Rows from a dataset

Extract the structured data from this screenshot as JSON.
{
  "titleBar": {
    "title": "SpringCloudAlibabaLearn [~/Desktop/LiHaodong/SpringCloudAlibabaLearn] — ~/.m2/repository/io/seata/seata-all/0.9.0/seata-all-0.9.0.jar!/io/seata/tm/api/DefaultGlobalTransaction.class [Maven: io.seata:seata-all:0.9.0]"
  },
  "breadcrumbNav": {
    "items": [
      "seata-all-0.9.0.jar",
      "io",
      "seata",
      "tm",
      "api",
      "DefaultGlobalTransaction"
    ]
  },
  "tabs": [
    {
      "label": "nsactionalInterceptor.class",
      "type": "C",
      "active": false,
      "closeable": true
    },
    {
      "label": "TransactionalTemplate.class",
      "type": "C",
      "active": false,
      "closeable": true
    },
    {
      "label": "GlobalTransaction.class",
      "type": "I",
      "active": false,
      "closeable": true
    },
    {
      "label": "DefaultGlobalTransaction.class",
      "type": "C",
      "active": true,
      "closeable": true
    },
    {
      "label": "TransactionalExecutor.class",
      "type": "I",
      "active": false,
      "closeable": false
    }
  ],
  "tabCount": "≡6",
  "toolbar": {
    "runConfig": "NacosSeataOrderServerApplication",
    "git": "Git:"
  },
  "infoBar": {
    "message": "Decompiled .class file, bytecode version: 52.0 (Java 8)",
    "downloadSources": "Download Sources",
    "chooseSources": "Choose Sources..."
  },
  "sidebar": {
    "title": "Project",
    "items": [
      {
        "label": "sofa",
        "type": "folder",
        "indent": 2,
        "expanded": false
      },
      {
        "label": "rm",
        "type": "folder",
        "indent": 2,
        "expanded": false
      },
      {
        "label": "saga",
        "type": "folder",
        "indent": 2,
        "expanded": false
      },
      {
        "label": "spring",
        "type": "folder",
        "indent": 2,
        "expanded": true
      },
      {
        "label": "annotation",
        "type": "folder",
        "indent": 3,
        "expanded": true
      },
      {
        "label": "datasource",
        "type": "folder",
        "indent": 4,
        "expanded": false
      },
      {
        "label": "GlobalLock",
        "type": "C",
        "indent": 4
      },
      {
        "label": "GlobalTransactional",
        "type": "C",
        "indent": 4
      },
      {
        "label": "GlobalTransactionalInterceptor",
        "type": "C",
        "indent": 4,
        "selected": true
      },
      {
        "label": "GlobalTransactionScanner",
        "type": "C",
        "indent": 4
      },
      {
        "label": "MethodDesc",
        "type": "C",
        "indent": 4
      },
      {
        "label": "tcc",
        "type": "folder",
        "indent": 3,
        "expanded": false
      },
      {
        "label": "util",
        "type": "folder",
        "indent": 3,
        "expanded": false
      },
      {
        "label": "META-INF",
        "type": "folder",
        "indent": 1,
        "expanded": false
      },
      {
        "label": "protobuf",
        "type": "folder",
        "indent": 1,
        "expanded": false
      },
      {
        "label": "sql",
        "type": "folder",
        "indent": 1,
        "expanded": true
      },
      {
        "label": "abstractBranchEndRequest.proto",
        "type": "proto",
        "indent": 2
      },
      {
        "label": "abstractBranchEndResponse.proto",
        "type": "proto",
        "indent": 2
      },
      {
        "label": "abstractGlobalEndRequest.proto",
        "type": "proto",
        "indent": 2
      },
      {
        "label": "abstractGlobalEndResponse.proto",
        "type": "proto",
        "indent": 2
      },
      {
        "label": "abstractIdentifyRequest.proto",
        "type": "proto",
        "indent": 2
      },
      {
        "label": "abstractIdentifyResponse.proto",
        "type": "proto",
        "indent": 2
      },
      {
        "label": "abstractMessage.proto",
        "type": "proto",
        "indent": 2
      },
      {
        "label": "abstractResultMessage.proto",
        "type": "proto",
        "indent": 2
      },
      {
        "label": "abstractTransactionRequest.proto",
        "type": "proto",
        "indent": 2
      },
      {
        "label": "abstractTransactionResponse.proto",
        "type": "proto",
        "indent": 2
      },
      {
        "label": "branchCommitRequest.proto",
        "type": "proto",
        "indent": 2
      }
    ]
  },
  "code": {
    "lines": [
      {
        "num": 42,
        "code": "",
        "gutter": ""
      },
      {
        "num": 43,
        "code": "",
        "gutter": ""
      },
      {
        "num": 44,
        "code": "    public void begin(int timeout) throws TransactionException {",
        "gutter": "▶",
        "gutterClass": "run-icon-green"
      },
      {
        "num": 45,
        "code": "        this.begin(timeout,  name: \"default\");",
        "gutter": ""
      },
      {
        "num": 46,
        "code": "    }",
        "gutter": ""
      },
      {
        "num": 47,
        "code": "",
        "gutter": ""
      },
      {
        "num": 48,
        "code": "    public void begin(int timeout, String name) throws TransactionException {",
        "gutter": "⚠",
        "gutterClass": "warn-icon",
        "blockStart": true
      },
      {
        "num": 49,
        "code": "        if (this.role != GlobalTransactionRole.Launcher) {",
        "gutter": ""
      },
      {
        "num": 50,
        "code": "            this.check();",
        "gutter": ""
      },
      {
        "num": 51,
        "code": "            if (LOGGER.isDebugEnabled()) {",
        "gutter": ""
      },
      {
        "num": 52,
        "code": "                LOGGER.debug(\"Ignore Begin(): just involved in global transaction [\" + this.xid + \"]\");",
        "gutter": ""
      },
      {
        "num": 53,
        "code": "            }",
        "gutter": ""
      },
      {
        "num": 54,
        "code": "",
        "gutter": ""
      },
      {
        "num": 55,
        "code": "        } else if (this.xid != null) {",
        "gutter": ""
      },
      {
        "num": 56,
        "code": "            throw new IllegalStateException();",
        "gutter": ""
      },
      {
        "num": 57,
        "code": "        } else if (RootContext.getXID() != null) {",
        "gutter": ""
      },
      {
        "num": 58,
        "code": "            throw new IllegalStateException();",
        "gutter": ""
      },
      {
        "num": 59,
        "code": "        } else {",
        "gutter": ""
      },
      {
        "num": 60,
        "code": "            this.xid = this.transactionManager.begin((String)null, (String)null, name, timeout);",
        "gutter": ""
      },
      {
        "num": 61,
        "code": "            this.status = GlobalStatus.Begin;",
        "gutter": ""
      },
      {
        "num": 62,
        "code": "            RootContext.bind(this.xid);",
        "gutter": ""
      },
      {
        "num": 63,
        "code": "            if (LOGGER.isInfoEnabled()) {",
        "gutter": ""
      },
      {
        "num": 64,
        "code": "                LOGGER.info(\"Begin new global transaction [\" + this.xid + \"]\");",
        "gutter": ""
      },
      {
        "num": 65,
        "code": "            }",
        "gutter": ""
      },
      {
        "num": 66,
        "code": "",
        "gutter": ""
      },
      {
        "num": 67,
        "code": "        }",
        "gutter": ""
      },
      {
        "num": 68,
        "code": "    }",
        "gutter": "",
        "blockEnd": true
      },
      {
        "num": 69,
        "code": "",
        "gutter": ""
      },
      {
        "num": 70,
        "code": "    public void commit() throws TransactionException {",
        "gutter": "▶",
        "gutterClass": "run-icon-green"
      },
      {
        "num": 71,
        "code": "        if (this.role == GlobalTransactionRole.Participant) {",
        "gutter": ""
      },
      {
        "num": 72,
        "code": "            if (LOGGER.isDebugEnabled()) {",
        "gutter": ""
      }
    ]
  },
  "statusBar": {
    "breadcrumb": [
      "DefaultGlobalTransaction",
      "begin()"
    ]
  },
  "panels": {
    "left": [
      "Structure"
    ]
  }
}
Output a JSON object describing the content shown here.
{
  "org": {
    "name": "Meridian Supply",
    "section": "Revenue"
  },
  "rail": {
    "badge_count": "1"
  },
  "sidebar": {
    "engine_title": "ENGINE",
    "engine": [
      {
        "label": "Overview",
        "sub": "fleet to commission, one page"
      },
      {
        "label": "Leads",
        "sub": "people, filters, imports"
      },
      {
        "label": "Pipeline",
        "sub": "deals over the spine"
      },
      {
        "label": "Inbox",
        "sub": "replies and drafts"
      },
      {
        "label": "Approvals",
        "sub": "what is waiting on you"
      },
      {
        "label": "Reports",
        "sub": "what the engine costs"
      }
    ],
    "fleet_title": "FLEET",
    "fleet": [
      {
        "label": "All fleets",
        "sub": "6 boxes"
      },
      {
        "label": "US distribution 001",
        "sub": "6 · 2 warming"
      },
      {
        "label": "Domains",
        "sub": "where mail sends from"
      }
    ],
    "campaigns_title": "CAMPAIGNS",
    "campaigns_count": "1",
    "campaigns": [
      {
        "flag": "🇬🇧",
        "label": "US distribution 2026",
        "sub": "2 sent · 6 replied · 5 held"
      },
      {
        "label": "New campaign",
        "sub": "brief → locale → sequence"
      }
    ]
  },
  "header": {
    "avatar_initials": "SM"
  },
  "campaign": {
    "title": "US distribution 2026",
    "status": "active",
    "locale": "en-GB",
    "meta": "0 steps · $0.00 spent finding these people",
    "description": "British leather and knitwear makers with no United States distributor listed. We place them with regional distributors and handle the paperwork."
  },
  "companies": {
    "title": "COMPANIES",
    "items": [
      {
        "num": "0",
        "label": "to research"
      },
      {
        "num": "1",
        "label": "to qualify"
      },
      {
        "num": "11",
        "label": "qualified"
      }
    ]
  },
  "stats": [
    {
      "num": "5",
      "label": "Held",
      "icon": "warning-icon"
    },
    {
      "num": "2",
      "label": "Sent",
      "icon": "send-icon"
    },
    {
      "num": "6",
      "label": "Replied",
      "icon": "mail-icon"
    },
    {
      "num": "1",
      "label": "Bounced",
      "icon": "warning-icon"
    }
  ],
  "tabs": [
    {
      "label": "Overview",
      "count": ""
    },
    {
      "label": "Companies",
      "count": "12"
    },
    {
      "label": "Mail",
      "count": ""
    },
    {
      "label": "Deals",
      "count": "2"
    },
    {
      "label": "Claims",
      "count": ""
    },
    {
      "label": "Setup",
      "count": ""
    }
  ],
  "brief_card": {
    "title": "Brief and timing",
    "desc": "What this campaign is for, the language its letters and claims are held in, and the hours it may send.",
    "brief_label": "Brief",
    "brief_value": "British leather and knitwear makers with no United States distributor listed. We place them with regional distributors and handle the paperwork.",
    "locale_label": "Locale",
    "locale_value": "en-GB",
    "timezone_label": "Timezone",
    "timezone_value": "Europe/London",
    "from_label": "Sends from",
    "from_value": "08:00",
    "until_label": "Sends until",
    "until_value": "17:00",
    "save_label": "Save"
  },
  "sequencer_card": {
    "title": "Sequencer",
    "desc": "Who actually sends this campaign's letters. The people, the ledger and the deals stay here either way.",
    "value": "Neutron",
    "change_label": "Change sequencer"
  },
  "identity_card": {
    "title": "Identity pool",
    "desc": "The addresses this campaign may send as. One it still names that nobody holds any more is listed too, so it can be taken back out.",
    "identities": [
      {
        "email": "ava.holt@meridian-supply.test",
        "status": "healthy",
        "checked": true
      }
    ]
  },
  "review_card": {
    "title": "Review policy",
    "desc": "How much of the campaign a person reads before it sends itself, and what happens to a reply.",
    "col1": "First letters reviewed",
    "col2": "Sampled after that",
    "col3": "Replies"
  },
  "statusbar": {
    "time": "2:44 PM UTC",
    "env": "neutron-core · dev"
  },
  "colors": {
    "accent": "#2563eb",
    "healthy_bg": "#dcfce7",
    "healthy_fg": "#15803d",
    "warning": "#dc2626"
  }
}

* [Exercise aim]
Copy down every line of the entries containing the word "timeout".

* [Task response]
        "code": "    public void begin(int timeout) throws TransactionException {",
        "code": "        this.begin(timeout,  name: \"default\");",
        "code": "    public void begin(int timeout, String name) throws TransactionException {",
        "code": "            this.xid = this.transactionManager.begin((String)null, (String)null, name, timeout);",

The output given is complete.